Copy out the listing that follows, exactly, without its pictures.
-------- DATA PROVIDED --------
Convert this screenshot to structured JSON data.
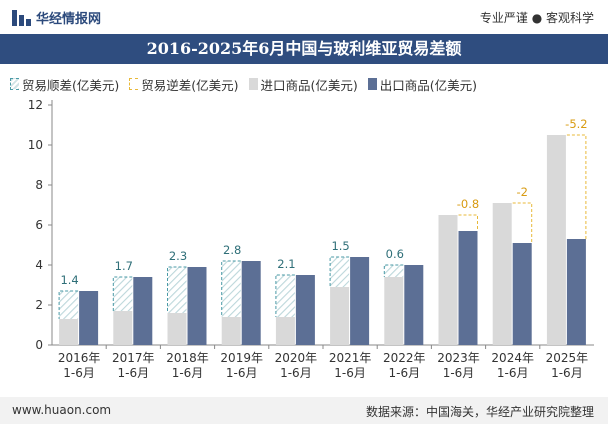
{
  "header": {
    "site_name": "华经情报网",
    "tagline": "专业严谨 ● 客观科学"
  },
  "legend": {
    "surplus": "贸易顺差(亿美元)",
    "deficit": "贸易逆差(亿美元)",
    "import": "进口商品(亿美元)",
    "export": "出口商品(亿美元)"
  },
  "footer": {
    "website": "www.huaon.com",
    "source": "数据来源：中国海关，华经产业研究院整理"
  },
  "colors": {
    "title_bg": "#2f4d7f",
    "import": "#d9d9d9",
    "export": "#5c6f95",
    "surplus": "#4a9aa6",
    "deficit": "#e8b93a"
  },
  "chart_data": {
    "type": "bar",
    "title": "2016-2025年6月中国与玻利维亚贸易差额",
    "categories": [
      "2016年\n1-6月",
      "2017年\n1-6月",
      "2018年\n1-6月",
      "2019年\n1-6月",
      "2020年\n1-6月",
      "2021年\n1-6月",
      "2022年\n1-6月",
      "2023年\n1-6月",
      "2024年\n1-6月",
      "2025年\n1-6月"
    ],
    "series": [
      {
        "name": "进口商品(亿美元)",
        "values": [
          1.3,
          1.7,
          1.6,
          1.4,
          1.4,
          2.9,
          3.4,
          6.5,
          7.1,
          10.5
        ]
      },
      {
        "name": "出口商品(亿美元)",
        "values": [
          2.7,
          3.4,
          3.9,
          4.2,
          3.5,
          4.4,
          4.0,
          5.7,
          5.1,
          5.3
        ]
      }
    ],
    "balance": [
      1.4,
      1.7,
      2.3,
      2.8,
      2.1,
      1.5,
      0.6,
      -0.8,
      -2,
      -5.2
    ],
    "balance_labels": [
      "1.4",
      "1.7",
      "2.3",
      "2.8",
      "2.1",
      "1.5",
      "0.6",
      "-0.8",
      "-2",
      "-5.2"
    ],
    "ylim": [
      0,
      12
    ],
    "yticks": [
      0,
      2,
      4,
      6,
      8,
      10,
      12
    ],
    "grid": false,
    "legend_position": "top-left"
  }
}
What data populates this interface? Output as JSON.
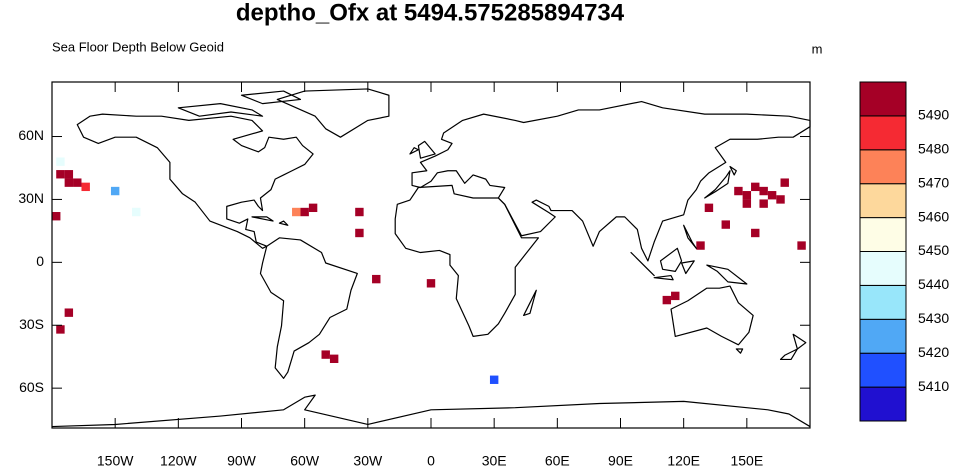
{
  "chart_data": {
    "type": "map",
    "title": "deptho_Ofx at 5494.575285894734",
    "subtitle": "Sea Floor Depth Below Geoid",
    "units": "m",
    "xlim": [
      -180,
      180
    ],
    "ylim": [
      -79,
      86
    ],
    "xticks": [
      {
        "value": -150,
        "label": "150W"
      },
      {
        "value": -120,
        "label": "120W"
      },
      {
        "value": -90,
        "label": "90W"
      },
      {
        "value": -60,
        "label": "60W"
      },
      {
        "value": -30,
        "label": "30W"
      },
      0,
      {
        "value": 30,
        "label": "30E"
      },
      {
        "value": 60,
        "label": "60E"
      },
      {
        "value": 90,
        "label": "90E"
      },
      {
        "value": 120,
        "label": "120E"
      },
      {
        "value": 150,
        "label": "150E"
      }
    ],
    "yticks": [
      {
        "value": -60,
        "label": "60S"
      },
      {
        "value": -30,
        "label": "30S"
      },
      0,
      {
        "value": 30,
        "label": "30N"
      },
      {
        "value": 60,
        "label": "60N"
      }
    ],
    "colorbar": {
      "levels": [
        5410,
        5420,
        5430,
        5440,
        5450,
        5460,
        5470,
        5480,
        5490
      ],
      "colors": [
        "#2010d0",
        "#2050ff",
        "#50a8f5",
        "#98e6fa",
        "#e6fdfd",
        "#fefde6",
        "#fdd89c",
        "#fd8258",
        "#f52a33",
        "#a50026"
      ]
    },
    "cells": {
      "lon": [
        -176,
        -172,
        -172,
        -168,
        -164,
        -178,
        -172,
        -176,
        -60,
        -56,
        -64,
        -34,
        -34,
        -26,
        0,
        -50,
        -46,
        30,
        116,
        112,
        132,
        140,
        128,
        146,
        150,
        154,
        158,
        162,
        150,
        158,
        166,
        168,
        154,
        176,
        -176,
        -150,
        -140
      ],
      "lat": [
        42,
        42,
        38,
        38,
        36,
        22,
        -24,
        -32,
        24,
        26,
        24,
        24,
        14,
        -8,
        -10,
        -44,
        -46,
        -56,
        -16,
        -18,
        26,
        18,
        8,
        34,
        32,
        36,
        34,
        32,
        28,
        28,
        30,
        38,
        14,
        8,
        48,
        34,
        24
      ],
      "values": [
        5495,
        5495,
        5495,
        5495,
        5485,
        5495,
        5495,
        5495,
        5495,
        5495,
        5475,
        5495,
        5495,
        5495,
        5495,
        5495,
        5495,
        5415,
        5495,
        5495,
        5495,
        5495,
        5495,
        5495,
        5495,
        5495,
        5495,
        5495,
        5495,
        5495,
        5495,
        5495,
        5495,
        5495,
        5440,
        5420,
        5440
      ]
    }
  }
}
--------
# RESPONSE:
Convert this screenshot to structured JSON data.
{
  "header": {
    "site_name": "华经情报网",
    "tagline": "专业严谨 ● 客观科学"
  },
  "legend": {
    "surplus": "贸易顺差(亿美元)",
    "deficit": "贸易逆差(亿美元)",
    "import": "进口商品(亿美元)",
    "export": "出口商品(亿美元)"
  },
  "footer": {
    "website": "www.huaon.com",
    "source": "数据来源：中国海关，华经产业研究院整理"
  },
  "colors": {
    "title_bg": "#2f4d7f",
    "import": "#d9d9d9",
    "export": "#5c6f95",
    "surplus": "#4a9aa6",
    "deficit": "#e8b93a"
  },
  "chart_data": {
    "type": "bar",
    "title": "2016-2025年6月中国与玻利维亚贸易差额",
    "categories": [
      "2016年\n1-6月",
      "2017年\n1-6月",
      "2018年\n1-6月",
      "2019年\n1-6月",
      "2020年\n1-6月",
      "2021年\n1-6月",
      "2022年\n1-6月",
      "2023年\n1-6月",
      "2024年\n1-6月",
      "2025年\n1-6月"
    ],
    "series": [
      {
        "name": "进口商品(亿美元)",
        "values": [
          1.3,
          1.7,
          1.6,
          1.4,
          1.4,
          2.9,
          3.4,
          6.5,
          7.1,
          10.5
        ]
      },
      {
        "name": "出口商品(亿美元)",
        "values": [
          2.7,
          3.4,
          3.9,
          4.2,
          3.5,
          4.4,
          4.0,
          5.7,
          5.1,
          5.3
        ]
      }
    ],
    "balance": [
      1.4,
      1.7,
      2.3,
      2.8,
      2.1,
      1.5,
      0.6,
      -0.8,
      -2,
      -5.2
    ],
    "balance_labels": [
      "1.4",
      "1.7",
      "2.3",
      "2.8",
      "2.1",
      "1.5",
      "0.6",
      "-0.8",
      "-2",
      "-5.2"
    ],
    "ylim": [
      0,
      12
    ],
    "yticks": [
      0,
      2,
      4,
      6,
      8,
      10,
      12
    ],
    "grid": false,
    "legend_position": "top-left"
  }
}
What data populates this interface? Output as JSON.
{
  "chart_data": {
    "type": "map",
    "title": "deptho_Ofx at 5494.575285894734",
    "subtitle": "Sea Floor Depth Below Geoid",
    "units": "m",
    "xlim": [
      -180,
      180
    ],
    "ylim": [
      -79,
      86
    ],
    "xticks": [
      {
        "value": -150,
        "label": "150W"
      },
      {
        "value": -120,
        "label": "120W"
      },
      {
        "value": -90,
        "label": "90W"
      },
      {
        "value": -60,
        "label": "60W"
      },
      {
        "value": -30,
        "label": "30W"
      },
      0,
      {
        "value": 30,
        "label": "30E"
      },
      {
        "value": 60,
        "label": "60E"
      },
      {
        "value": 90,
        "label": "90E"
      },
      {
        "value": 120,
        "label": "120E"
      },
      {
        "value": 150,
        "label": "150E"
      }
    ],
    "yticks": [
      {
        "value": -60,
        "label": "60S"
      },
      {
        "value": -30,
        "label": "30S"
      },
      0,
      {
        "value": 30,
        "label": "30N"
      },
      {
        "value": 60,
        "label": "60N"
      }
    ],
    "colorbar": {
      "levels": [
        5410,
        5420,
        5430,
        5440,
        5450,
        5460,
        5470,
        5480,
        5490
      ],
      "colors": [
        "#2010d0",
        "#2050ff",
        "#50a8f5",
        "#98e6fa",
        "#e6fdfd",
        "#fefde6",
        "#fdd89c",
        "#fd8258",
        "#f52a33",
        "#a50026"
      ]
    },
    "cells": {
      "lon": [
        -176,
        -172,
        -172,
        -168,
        -164,
        -178,
        -172,
        -176,
        -60,
        -56,
        -64,
        -34,
        -34,
        -26,
        0,
        -50,
        -46,
        30,
        116,
        112,
        132,
        140,
        128,
        146,
        150,
        154,
        158,
        162,
        150,
        158,
        166,
        168,
        154,
        176,
        -176,
        -150,
        -140
      ],
      "lat": [
        42,
        42,
        38,
        38,
        36,
        22,
        -24,
        -32,
        24,
        26,
        24,
        24,
        14,
        -8,
        -10,
        -44,
        -46,
        -56,
        -16,
        -18,
        26,
        18,
        8,
        34,
        32,
        36,
        34,
        32,
        28,
        28,
        30,
        38,
        14,
        8,
        48,
        34,
        24
      ],
      "values": [
        5495,
        5495,
        5495,
        5495,
        5485,
        5495,
        5495,
        5495,
        5495,
        5495,
        5475,
        5495,
        5495,
        5495,
        5495,
        5495,
        5495,
        5415,
        5495,
        5495,
        5495,
        5495,
        5495,
        5495,
        5495,
        5495,
        5495,
        5495,
        5495,
        5495,
        5495,
        5495,
        5495,
        5495,
        5440,
        5420,
        5440
      ]
    }
  }
}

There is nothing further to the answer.